**Задание 1:** Выведите строки данных JSON-списком строк, начиная с самой первой и заканчивая той, где есть "segment-heading: Region Segments", включительно. Каждой строке отведите свой пункт списка, а пустые пропустите.

Национальный подъем, вызванный Отечественной войной 1812 года, способствовал обостренному ощущению исконных первоначальных истоков. Живое дерево русской культуры уходило корнями в неоглядную глубину национальной истории, и по-разному воспринимали эту историю русские литераторы начала прошлого века.

История России и русского дворянства в полный голос прозвучала в эту эпоху под пером Карамзина. Однако единодушного одобрения «История государства Российского» не вызвала. Некритическое отношение к историческим источникам осуждал, в частности, М. Т. Каченовский, редактор «Вестника Европы», литературный и журнальный противник Пушкина и его группы.

Николай Полевой, журналист и писатель, издатель «Московского телеграфа», создал в конце 1820-х годов свой «буржуазно-демократический», третьесословный вариант истории России; пытаясь развенчать Карамзина, Н. Полевой писал: «Хронологический взгляд на литературное поприще Карамзина показывает нам, что он был литератор, философ, историк прошедшего века, прежнего, не нашего поколения... Карамзин уже не может быть образцом ни поэта, ни романиста, ни даже прозаика русского. Период его кончился»1. Такая декларация была воспринята пушкинским кругом писателей, считавших себя продолжателями дела Карамзина, как объявление войны. Отныне в письмах Пушкина и Вяземского Н. Полевой рассматривается как серьезный социальный и литературный противник. 2 января 1830 года Вяземский писал Пушкину: «Читал ли ты предисловие Полевого к Истории: «Когда же думал историк?» -- говорит он о Карамзине. И в чем же находит он свидетельства недумания? В том, что первые четыре главы 12-го тома были уже переписаны, а 5-я глава еще не дописана. <...> Сделай милость, <...> просматривай то, что в ней (в «Лит. газете») будут говорить про Полевого. Я никак не могу решиться писать против него: огрязненный своею журнальною полемикою и лобызаниями с Булгариным, он сделался неприкосновенным.

[Извлечённые строки данных]
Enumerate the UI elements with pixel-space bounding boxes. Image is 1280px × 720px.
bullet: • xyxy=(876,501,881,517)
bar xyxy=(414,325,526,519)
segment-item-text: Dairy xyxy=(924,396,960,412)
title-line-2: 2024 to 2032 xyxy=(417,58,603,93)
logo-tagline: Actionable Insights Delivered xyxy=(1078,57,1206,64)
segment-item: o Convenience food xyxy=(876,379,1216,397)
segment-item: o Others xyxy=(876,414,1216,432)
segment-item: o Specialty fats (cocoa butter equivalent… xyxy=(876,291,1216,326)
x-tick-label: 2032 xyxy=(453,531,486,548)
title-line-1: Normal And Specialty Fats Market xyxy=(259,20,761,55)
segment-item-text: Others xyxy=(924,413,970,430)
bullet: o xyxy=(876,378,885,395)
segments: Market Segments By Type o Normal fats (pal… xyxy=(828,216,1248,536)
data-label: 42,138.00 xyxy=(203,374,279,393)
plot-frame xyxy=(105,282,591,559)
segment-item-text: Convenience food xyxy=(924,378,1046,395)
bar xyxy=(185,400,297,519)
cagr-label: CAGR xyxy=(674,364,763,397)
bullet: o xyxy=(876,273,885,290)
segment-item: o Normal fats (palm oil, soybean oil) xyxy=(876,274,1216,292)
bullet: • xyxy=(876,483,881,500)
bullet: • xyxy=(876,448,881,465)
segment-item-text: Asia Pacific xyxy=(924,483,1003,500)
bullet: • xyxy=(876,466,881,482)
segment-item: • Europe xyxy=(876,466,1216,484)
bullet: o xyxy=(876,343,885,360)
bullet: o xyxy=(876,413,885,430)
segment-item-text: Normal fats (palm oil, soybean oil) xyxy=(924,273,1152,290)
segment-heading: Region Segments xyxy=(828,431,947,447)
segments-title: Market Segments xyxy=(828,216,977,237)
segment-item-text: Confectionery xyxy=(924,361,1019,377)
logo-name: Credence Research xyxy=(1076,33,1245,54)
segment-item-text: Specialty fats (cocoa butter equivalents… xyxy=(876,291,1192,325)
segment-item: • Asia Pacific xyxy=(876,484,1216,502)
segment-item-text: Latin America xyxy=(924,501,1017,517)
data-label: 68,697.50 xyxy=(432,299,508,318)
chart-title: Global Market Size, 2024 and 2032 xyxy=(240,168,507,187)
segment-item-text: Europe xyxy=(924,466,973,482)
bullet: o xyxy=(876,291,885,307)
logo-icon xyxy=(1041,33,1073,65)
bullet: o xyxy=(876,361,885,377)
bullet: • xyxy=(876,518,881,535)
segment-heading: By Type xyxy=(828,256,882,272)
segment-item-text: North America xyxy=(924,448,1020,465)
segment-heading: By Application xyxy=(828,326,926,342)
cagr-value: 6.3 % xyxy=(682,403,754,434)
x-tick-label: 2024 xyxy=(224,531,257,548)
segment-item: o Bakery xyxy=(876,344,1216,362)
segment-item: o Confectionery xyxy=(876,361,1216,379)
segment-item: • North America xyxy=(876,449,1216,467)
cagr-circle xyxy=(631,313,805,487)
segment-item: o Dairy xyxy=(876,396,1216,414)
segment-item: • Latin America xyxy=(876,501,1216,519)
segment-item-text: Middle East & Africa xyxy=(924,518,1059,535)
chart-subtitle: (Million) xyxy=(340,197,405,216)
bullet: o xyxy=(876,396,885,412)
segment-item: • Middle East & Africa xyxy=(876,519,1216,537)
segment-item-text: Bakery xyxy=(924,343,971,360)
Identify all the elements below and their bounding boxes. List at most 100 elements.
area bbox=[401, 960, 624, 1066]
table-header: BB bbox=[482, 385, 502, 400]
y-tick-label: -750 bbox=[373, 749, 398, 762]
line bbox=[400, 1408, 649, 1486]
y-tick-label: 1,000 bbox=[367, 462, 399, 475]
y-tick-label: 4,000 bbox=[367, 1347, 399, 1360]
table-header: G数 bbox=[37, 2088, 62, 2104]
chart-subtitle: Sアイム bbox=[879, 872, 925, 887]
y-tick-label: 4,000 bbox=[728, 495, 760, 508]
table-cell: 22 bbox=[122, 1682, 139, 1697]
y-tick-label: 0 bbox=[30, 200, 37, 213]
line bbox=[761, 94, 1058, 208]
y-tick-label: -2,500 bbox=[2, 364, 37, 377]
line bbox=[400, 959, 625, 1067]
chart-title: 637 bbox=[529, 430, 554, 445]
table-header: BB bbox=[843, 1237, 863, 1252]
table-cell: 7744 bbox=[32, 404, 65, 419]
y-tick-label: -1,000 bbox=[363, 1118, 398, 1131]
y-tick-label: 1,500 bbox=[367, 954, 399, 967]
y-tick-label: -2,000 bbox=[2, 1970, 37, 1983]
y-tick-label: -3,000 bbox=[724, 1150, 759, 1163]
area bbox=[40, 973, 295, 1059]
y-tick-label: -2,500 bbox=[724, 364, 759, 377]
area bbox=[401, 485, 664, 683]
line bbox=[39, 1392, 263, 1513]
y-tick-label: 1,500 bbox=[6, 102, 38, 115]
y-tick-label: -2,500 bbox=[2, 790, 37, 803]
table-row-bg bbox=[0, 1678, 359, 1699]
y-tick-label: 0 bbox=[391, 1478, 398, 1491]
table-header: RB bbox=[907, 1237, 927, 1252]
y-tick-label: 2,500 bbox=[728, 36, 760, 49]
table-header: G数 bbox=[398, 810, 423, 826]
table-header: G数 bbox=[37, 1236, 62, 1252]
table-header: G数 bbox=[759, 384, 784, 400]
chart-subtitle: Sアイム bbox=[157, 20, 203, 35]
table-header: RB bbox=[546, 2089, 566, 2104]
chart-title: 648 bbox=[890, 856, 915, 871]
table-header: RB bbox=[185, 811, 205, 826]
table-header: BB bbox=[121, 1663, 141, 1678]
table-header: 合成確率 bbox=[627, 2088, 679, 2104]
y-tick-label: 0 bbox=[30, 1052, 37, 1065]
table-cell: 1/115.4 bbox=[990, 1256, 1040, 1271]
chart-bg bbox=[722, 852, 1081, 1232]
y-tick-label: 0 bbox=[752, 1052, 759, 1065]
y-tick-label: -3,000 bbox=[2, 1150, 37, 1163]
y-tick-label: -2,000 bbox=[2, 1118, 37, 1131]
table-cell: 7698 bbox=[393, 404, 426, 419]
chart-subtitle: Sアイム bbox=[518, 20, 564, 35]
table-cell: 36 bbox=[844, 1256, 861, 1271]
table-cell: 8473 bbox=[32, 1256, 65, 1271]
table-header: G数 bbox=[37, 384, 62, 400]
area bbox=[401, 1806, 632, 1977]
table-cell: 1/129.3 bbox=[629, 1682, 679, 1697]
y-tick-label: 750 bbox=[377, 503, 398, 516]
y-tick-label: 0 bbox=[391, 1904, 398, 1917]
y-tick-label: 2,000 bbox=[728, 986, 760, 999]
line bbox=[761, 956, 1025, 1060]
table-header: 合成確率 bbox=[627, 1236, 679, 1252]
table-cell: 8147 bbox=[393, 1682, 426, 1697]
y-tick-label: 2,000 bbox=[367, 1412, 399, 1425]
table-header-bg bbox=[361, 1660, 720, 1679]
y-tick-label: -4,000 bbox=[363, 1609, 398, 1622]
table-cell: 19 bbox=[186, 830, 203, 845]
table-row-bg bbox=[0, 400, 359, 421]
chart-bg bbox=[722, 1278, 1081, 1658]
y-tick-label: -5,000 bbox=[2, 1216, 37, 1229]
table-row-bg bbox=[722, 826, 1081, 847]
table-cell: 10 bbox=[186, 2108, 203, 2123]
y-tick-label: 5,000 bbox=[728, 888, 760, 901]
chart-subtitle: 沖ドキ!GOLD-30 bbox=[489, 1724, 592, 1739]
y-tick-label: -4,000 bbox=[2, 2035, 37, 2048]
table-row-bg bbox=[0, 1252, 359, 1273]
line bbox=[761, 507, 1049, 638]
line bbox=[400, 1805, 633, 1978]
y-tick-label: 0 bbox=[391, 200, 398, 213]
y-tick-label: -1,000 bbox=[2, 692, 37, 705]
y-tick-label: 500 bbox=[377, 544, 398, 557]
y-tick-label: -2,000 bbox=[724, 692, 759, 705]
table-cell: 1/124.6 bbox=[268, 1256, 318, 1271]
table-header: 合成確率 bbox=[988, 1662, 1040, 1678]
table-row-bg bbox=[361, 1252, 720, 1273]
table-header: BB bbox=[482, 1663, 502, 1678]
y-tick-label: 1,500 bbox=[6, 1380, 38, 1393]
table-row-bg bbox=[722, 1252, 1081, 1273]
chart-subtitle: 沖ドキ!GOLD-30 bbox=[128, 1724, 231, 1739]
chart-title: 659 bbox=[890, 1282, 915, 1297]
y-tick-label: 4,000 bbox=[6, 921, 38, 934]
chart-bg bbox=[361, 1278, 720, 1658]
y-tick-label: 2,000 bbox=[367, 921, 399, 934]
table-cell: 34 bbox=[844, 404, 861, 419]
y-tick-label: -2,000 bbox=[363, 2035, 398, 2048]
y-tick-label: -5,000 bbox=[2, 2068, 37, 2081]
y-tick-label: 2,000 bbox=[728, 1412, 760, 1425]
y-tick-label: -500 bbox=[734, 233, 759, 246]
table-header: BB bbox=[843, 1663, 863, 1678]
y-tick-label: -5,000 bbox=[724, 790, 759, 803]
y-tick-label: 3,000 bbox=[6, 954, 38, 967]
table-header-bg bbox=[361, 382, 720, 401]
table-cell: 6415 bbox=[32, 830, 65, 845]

**Задание 2:** Повторите полностью и без изменений текст о спорах вокруг Карамзина и его «Истории государства Российского».

**Ответ 1:**
[
  "Enumerate the UI elements with pixel-space bounding boxes. Image is 1280px × 720px.",
  "bullet: • xyxy=(876,501,881,517)",
  "bar xyxy=(414,325,526,519)",
  "segment-item-text: Dairy xyxy=(924,396,960,412)",
  "title-line-2: 2024 to 2032 xyxy=(417,58,603,93)",
  "logo-tagline: Actionable Insights Delivered xyxy=(1078,57,1206,64)",
  "segment-item: o Convenience food xyxy=(876,379,1216,397)",
  "segment-item: o Others xyxy=(876,414,1216,432)",
  "segment-item: o Specialty fats (cocoa butter equivalent… xyxy=(876,291,1216,326)",
  "x-tick-label: 2032 xyxy=(453,531,486,548)",
  "title-line-1: Normal And Specialty Fats Market xyxy=(259,20,761,55)",
  "segment-item-text: Others xyxy=(924,413,970,430)",
  "bullet: o xyxy=(876,378,885,395)",
  "segments: Market Segments By Type o Normal fats (pal… xyxy=(828,216,1248,536)",
  "data-label: 42,138.00 xyxy=(203,374,279,393)",
  "plot-frame xyxy=(105,282,591,559)",
  "segment-item-text: Convenience food xyxy=(924,378,1046,395)",
  "bar xyxy=(185,400,297,519)",
  "cagr-label: CAGR xyxy=(674,364,763,397)",
  "bullet: o xyxy=(876,273,885,290)",
  "segment-item: o Normal fats (palm oil, soybean oil) xyxy=(876,274,1216,292)",
  "bullet: • xyxy=(876,483,881,500)",
  "bullet: • xyxy=(876,448,881,465)",
  "segment-item-text: Asia Pacific xyxy=(924,483,1003,500)",
  "bullet: • xyxy=(876,466,881,482)",
  "segment-item: • Europe xyxy=(876,466,1216,484)",
  "bullet: o xyxy=(876,343,885,360)",
  "bullet: o xyxy=(876,413,885,430)",
  "segment-item-text: Normal fats (palm oil, soybean oil) xyxy=(924,273,1152,290)",
  "segment-heading: Region Segments xyxy=(828,431,947,447)"
]

**Ответ 2:**
Национальный подъем, вызванный Отечественной войной 1812 года, способствовал обостренному ощущению исконных первоначальных истоков. Живое дерево русской культуры уходило корнями в неоглядную глубину национальной истории, и по-разному воспринимали эту историю русские литераторы начала прошлого века.

История России и русского дворянства в полный голос прозвучала в эту эпоху под пером Карамзина. Однако единодушного одобрения «История государства Российского» не вызвала. Некритическое отношение к историческим источникам осуждал, в частности, М. Т. Каченовский, редактор «Вестника Европы», литературный и журнальный противник Пушкина и его группы.

Николай Полевой, журналист и писатель, издатель «Московского телеграфа», создал в конце 1820-х годов свой «буржуазно-демократический», третьесословный вариант истории России; пытаясь развенчать Карамзина, Н. Полевой писал: «Хронологический взгляд на литературное поприще Карамзина показывает нам, что он был литератор, философ, историк прошедшего века, прежнего, не нашего поколения... Карамзин уже не может быть образцом ни поэта, ни романиста, ни даже прозаика русского. Период его кончился»1. Такая декларация была воспринята пушкинским кругом писателей, считавших себя продолжателями дела Карамзина, как объявление войны. Отныне в письмах Пушкина и Вяземского Н. Полевой рассматривается как серьезный социальный и литературный противник. 2 января 1830 года Вяземский писал Пушкину: «Читал ли ты предисловие Полевого к Истории: «Когда же думал историк?» -- говорит он о Карамзине. И в чем же находит он свидетельства недумания? В том, что первые четыре главы 12-го тома были уже переписаны, а 5-я глава еще не дописана. <...> Сделай милость, <...> просматривай то, что в ней (в «Лит. газете») будут говорить про Полевого. Я никак не могу решиться писать против него: огрязненный своею журнальною полемикою и лобызаниями с Булгариным, он сделался неприкосновенным.